Short task —
Every line that contains the word "data" should be copied out.

Items —

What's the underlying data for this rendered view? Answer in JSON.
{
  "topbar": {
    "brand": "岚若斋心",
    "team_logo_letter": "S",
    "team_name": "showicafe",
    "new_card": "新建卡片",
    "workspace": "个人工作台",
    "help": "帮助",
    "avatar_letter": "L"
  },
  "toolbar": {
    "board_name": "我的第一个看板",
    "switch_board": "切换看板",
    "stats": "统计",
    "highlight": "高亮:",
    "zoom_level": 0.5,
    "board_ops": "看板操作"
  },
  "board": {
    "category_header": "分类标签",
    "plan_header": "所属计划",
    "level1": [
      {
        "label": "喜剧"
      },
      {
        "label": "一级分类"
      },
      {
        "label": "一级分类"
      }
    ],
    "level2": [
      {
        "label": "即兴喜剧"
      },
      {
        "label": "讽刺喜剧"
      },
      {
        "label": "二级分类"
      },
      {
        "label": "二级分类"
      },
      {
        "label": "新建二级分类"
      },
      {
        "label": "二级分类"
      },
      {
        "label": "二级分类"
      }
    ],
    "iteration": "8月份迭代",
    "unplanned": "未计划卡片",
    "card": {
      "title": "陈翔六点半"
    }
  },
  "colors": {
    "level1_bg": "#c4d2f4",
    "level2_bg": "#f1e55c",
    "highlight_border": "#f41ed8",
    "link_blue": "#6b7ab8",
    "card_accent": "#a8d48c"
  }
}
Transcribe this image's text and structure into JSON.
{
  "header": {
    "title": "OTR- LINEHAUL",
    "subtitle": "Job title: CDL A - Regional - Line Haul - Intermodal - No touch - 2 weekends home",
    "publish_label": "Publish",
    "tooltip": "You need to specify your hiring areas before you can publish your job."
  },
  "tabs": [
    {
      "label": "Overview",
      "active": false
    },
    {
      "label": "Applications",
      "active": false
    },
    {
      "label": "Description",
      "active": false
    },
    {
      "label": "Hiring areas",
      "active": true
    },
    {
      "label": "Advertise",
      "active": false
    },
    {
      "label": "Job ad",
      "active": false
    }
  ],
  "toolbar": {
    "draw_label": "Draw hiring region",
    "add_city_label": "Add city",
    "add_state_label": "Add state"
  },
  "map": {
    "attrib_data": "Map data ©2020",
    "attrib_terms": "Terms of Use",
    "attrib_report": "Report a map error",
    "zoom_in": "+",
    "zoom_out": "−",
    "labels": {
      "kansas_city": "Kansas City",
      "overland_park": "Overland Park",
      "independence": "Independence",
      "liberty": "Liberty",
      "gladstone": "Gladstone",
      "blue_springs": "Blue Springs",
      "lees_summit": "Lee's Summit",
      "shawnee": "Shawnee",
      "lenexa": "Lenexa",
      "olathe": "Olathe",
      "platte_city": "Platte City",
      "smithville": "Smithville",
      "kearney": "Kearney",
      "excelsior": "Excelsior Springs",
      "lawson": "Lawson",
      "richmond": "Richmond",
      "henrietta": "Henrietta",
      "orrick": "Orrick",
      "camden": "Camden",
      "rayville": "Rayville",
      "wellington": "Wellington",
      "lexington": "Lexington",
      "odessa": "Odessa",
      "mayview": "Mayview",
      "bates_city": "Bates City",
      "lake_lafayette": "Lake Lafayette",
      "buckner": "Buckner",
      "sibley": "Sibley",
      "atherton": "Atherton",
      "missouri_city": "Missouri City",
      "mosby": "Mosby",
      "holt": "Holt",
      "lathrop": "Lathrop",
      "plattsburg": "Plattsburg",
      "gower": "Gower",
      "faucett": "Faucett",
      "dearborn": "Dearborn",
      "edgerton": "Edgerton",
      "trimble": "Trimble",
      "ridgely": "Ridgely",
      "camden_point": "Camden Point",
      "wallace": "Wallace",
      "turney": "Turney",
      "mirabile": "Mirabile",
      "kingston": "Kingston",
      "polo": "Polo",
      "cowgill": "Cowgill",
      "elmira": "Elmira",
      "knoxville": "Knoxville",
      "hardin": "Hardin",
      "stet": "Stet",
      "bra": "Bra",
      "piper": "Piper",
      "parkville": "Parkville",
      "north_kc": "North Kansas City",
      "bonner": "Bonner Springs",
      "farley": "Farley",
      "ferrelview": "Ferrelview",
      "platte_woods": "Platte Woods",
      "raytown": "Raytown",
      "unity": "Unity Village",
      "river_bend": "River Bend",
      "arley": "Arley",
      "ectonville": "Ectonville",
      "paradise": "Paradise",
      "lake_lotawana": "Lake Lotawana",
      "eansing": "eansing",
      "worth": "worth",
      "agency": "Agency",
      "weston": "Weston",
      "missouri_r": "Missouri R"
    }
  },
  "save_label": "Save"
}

Full answer —
What's the underlying data for this rendered view? Answer in JSON.
    "attrib_data": "Map data ©2020",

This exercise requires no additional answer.